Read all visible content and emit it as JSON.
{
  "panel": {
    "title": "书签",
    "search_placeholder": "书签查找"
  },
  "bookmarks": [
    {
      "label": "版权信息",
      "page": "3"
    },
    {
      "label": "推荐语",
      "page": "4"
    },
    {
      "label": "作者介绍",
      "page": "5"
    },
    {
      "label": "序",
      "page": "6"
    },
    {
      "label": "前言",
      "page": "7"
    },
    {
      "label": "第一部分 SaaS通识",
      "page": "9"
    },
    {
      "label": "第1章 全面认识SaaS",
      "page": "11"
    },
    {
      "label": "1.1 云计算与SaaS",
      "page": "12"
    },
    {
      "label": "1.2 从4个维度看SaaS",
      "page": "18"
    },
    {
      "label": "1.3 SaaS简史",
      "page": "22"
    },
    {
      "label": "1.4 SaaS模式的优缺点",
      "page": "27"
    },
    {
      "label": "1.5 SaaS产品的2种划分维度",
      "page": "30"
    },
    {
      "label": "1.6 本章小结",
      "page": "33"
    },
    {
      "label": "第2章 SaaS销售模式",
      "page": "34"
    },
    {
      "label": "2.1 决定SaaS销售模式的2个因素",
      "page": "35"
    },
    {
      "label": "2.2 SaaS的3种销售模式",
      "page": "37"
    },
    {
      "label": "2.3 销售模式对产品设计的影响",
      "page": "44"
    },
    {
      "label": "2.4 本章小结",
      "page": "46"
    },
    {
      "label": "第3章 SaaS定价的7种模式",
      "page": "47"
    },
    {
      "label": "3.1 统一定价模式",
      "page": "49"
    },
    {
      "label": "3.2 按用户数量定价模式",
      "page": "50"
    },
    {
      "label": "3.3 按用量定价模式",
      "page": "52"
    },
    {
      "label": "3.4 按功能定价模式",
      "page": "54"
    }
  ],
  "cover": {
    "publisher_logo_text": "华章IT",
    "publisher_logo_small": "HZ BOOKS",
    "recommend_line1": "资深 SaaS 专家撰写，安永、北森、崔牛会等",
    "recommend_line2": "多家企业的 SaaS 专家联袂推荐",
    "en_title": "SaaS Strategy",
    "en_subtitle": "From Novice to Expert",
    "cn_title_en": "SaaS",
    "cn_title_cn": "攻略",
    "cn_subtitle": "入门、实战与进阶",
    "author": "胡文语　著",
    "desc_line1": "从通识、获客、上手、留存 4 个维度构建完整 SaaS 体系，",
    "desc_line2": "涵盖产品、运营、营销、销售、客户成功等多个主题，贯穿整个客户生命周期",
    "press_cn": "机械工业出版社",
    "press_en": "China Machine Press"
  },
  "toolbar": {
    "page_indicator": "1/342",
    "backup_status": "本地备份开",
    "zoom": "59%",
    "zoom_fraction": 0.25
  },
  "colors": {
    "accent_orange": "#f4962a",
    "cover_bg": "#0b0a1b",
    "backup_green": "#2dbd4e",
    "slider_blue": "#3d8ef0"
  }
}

···

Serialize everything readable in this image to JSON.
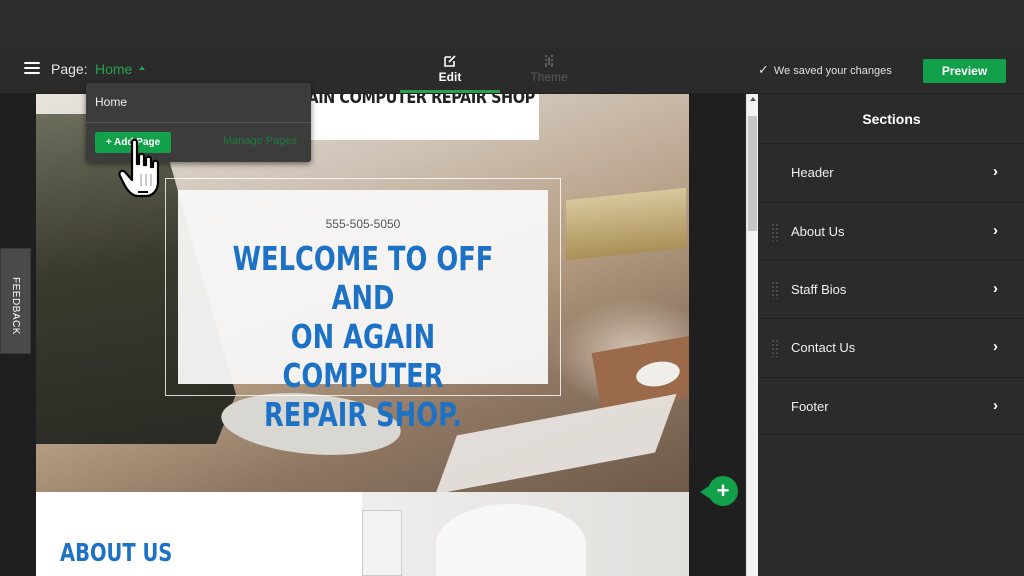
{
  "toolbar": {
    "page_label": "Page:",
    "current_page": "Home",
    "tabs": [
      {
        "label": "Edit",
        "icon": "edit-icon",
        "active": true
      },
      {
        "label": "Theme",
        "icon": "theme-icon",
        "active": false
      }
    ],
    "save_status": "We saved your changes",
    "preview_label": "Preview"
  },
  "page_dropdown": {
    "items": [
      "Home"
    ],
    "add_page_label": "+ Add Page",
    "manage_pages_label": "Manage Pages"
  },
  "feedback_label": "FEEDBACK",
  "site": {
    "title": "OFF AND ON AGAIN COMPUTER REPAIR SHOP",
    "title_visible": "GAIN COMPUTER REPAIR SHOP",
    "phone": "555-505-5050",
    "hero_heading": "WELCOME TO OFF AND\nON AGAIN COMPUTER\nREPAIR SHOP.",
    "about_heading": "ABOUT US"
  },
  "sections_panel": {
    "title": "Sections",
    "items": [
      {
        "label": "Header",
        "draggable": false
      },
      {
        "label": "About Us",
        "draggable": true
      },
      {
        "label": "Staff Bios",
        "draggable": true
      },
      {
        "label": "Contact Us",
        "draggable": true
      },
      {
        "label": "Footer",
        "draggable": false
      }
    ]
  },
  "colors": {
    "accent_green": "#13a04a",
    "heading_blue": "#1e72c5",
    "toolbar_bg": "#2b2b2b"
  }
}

···

*WHAT IS NEEDED:* Work out how many lines above have the string "SHOP" in them, and give only the number.

*ANSWER IN FULL:* 3